Stored records:
※ ※ ※

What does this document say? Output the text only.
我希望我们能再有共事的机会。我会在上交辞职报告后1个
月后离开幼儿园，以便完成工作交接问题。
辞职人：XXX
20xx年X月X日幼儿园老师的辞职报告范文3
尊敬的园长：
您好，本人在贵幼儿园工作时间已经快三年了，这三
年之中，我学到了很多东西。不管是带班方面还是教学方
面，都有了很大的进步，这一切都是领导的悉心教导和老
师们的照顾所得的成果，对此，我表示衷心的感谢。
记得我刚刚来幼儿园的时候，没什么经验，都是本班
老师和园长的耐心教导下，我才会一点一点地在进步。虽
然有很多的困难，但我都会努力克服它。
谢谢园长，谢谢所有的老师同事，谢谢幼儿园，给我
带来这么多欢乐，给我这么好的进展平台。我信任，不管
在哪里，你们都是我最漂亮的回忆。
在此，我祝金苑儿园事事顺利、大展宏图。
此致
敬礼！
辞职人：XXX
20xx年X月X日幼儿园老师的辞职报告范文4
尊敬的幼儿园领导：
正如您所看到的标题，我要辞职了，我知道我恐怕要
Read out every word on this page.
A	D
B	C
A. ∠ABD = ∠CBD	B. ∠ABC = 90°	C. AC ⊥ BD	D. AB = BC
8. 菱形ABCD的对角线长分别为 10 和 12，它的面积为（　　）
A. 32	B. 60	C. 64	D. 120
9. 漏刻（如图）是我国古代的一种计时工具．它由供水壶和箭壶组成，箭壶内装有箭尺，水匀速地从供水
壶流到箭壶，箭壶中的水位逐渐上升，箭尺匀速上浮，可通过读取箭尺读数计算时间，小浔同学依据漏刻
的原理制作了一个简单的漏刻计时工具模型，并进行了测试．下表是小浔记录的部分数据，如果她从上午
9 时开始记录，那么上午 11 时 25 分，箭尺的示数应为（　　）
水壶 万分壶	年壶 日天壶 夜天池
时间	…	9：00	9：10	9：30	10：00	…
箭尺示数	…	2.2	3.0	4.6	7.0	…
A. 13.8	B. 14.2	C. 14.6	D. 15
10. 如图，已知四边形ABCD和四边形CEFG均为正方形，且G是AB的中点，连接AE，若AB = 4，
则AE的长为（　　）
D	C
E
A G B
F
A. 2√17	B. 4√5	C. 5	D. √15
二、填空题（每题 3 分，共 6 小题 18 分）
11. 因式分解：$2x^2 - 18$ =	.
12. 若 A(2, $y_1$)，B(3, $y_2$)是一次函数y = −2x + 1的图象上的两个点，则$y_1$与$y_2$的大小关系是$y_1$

※ ※ ※

#### [REQUIREMENT]
Quote the data in full, keeping each word unchanged.

#### [COMPLETE OUTPUT]
What does this document say? Output the text only.
我希望我们能再有共事的机会。我会在上交辞职报告后1个
月后离开幼儿园，以便完成工作交接问题。
辞职人：XXX
20xx年X月X日幼儿园老师的辞职报告范文3
尊敬的园长：
您好，本人在贵幼儿园工作时间已经快三年了，这三
年之中，我学到了很多东西。不管是带班方面还是教学方
面，都有了很大的进步，这一切都是领导的悉心教导和老
师们的照顾所得的成果，对此，我表示衷心的感谢。
记得我刚刚来幼儿园的时候，没什么经验，都是本班
老师和园长的耐心教导下，我才会一点一点地在进步。虽
然有很多的困难，但我都会努力克服它。
谢谢园长，谢谢所有的老师同事，谢谢幼儿园，给我
带来这么多欢乐，给我这么好的进展平台。我信任，不管
在哪里，你们都是我最漂亮的回忆。
在此，我祝金苑儿园事事顺利、大展宏图。
此致
敬礼！
辞职人：XXX
20xx年X月X日幼儿园老师的辞职报告范文4
尊敬的幼儿园领导：
正如您所看到的标题，我要辞职了，我知道我恐怕要
Read out every word on this page.
A	D
B	C
A. ∠ABD = ∠CBD	B. ∠ABC = 90°	C. AC ⊥ BD	D. AB = BC
8. 菱形ABCD的对角线长分别为 10 和 12，它的面积为（　　）
A. 32	B. 60	C. 64	D. 120
9. 漏刻（如图）是我国古代的一种计时工具．它由供水壶和箭壶组成，箭壶内装有箭尺，水匀速地从供水
壶流到箭壶，箭壶中的水位逐渐上升，箭尺匀速上浮，可通过读取箭尺读数计算时间，小浔同学依据漏刻
的原理制作了一个简单的漏刻计时工具模型，并进行了测试．下表是小浔记录的部分数据，如果她从上午
9 时开始记录，那么上午 11 时 25 分，箭尺的示数应为（　　）
水壶 万分壶	年壶 日天壶 夜天池
时间	…	9：00	9：10	9：30	10：00	…
箭尺示数	…	2.2	3.0	4.6	7.0	…
A. 13.8	B. 14.2	C. 14.6	D. 15
10. 如图，已知四边形ABCD和四边形CEFG均为正方形，且G是AB的中点，连接AE，若AB = 4，
则AE的长为（　　）
D	C
E
A G B
F
A. 2√17	B. 4√5	C. 5	D. √15
二、填空题（每题 3 分，共 6 小题 18 分）
11. 因式分解：$2x^2 - 18$ =	.
12. 若 A(2, $y_1$)，B(3, $y_2$)是一次函数y = −2x + 1的图象上的两个点，则$y_1$与$y_2$的大小关系是$y_1$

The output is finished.